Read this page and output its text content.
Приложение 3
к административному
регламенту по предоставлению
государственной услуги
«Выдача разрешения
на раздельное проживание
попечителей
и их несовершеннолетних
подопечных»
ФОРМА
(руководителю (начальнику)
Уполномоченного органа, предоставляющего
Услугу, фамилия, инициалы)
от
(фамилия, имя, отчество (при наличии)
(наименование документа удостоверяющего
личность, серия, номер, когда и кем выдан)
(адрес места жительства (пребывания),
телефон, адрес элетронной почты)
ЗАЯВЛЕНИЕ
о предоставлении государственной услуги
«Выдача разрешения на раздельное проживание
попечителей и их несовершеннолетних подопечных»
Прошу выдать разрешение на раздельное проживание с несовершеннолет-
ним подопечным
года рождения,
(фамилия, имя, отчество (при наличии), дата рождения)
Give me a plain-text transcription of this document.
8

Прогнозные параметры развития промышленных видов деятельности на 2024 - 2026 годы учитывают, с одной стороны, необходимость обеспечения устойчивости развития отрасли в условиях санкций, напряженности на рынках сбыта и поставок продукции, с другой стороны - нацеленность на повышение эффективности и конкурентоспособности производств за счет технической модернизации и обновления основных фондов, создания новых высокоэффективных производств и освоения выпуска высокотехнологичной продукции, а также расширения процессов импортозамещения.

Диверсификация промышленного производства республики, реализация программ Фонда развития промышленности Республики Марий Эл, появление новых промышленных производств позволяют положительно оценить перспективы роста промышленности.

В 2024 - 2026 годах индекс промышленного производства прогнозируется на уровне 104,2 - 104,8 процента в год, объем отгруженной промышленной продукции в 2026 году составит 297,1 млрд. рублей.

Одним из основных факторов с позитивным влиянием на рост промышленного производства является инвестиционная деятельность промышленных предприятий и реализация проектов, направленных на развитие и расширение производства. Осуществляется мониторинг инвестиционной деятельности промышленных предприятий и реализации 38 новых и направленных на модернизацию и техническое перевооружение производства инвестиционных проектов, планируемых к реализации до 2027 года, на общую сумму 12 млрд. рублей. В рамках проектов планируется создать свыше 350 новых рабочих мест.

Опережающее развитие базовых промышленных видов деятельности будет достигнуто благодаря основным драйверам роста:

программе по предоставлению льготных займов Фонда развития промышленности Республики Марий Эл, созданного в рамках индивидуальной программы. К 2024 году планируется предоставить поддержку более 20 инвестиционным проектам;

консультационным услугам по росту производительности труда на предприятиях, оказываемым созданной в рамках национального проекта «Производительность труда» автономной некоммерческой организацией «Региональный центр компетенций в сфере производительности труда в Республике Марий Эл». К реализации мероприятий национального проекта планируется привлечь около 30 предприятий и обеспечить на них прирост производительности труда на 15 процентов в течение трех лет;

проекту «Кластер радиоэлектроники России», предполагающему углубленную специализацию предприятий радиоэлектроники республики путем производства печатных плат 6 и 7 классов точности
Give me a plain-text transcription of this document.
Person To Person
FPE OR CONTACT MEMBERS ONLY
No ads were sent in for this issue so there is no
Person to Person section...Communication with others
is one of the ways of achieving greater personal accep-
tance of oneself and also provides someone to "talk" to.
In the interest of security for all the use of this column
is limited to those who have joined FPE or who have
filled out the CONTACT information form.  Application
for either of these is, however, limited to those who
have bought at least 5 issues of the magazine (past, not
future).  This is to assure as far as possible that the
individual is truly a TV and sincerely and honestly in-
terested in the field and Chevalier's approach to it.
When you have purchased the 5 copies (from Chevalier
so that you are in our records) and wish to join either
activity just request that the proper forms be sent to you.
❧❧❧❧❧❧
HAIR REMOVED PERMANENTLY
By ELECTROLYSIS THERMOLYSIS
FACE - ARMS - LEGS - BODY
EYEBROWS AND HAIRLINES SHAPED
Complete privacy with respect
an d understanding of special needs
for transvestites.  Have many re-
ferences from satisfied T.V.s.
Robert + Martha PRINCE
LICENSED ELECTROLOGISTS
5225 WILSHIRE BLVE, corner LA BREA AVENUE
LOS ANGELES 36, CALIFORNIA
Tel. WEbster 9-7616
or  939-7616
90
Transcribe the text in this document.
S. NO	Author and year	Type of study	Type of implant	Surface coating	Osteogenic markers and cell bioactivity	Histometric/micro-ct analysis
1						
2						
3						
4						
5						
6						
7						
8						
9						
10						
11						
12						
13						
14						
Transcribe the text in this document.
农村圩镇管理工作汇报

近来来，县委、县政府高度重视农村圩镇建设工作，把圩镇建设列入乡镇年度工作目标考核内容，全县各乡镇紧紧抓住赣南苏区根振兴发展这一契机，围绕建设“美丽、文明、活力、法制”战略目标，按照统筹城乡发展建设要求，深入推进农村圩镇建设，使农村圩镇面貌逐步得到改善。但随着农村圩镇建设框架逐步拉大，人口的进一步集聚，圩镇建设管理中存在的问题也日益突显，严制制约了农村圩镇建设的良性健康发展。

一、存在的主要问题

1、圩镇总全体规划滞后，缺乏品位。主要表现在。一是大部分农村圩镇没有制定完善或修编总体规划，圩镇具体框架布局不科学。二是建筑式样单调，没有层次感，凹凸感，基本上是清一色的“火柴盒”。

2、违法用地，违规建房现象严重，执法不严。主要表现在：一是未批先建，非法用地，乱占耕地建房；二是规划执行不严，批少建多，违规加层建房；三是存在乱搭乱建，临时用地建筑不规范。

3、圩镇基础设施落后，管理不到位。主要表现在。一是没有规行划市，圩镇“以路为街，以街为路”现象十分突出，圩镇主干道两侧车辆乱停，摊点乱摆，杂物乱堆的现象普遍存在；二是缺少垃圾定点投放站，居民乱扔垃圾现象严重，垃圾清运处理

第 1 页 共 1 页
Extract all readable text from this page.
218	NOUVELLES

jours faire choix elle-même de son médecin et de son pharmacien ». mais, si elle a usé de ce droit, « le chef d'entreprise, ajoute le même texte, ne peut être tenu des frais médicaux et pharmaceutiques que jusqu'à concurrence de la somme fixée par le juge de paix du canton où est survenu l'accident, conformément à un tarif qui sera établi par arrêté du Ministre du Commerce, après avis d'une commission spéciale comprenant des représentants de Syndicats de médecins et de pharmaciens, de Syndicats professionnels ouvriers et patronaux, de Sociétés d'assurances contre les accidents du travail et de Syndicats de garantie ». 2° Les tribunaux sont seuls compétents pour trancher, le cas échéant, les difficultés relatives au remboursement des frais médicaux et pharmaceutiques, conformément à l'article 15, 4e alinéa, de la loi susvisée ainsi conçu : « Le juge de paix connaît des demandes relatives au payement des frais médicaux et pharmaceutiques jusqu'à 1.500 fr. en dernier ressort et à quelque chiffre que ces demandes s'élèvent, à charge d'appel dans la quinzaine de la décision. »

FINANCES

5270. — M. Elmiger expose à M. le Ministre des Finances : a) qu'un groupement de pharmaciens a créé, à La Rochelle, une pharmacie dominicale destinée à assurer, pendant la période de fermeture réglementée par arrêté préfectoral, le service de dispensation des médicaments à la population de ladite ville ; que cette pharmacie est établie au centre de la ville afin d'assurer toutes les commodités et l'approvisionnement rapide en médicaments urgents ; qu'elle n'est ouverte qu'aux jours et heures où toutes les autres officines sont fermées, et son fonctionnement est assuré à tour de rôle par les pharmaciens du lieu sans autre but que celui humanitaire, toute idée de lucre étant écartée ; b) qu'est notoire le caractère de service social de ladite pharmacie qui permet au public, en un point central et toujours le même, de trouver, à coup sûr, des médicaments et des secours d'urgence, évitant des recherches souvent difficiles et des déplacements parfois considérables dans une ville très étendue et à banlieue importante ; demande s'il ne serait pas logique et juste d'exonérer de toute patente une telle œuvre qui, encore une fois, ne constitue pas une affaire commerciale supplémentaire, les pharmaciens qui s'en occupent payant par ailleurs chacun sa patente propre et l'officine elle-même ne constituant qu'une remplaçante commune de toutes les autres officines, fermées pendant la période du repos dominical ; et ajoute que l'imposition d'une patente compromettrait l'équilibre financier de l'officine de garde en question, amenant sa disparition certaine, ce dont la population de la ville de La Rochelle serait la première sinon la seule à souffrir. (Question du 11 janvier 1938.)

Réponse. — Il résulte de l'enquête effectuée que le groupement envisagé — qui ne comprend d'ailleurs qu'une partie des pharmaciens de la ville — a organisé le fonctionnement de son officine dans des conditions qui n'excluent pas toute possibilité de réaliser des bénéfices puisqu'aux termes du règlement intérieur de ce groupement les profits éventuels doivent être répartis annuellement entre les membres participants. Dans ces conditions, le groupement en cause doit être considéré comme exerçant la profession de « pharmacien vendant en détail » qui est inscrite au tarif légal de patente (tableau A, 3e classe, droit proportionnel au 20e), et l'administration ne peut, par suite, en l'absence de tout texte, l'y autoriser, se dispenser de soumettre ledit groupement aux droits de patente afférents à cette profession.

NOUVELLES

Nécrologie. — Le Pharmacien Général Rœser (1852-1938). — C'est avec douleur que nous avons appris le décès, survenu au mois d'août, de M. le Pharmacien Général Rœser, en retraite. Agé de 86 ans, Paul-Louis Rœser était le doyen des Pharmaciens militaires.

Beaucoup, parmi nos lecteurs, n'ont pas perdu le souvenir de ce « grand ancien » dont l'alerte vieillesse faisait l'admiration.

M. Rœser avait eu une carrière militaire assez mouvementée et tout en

________________

## TASK TO COMPLETE
Check each line above for the word "реализации", and copy the lines where it appears.

## ANSWER TO THE EXERCISE
Одним из основных факторов с позитивным влиянием на рост промышленного производства является инвестиционная деятельность промышленных предприятий и реализация проектов, направленных на развитие и расширение производства. Осуществляется мониторинг инвестиционной деятельности промышленных предприятий и реализации 38 новых и направленных на модернизацию и техническое перевооружение производства инвестиционных проектов, планируемых к реализации до 2027 года, на общую сумму 12 млрд. рублей. В рамках проектов планируется создать свыше 350 новых рабочих мест.
консультационным услугам по росту производительности труда на предприятиях, оказываемым созданной в рамках национального проекта «Производительность труда» автономной некоммерческой организацией «Региональный центр компетенций в сфере производительности труда в Республике Марий Эл». К реализации мероприятий национального проекта планируется привлечь около 30 предприятий и обеспечить на них прирост производительности труда на 15 процентов в течение трех лет;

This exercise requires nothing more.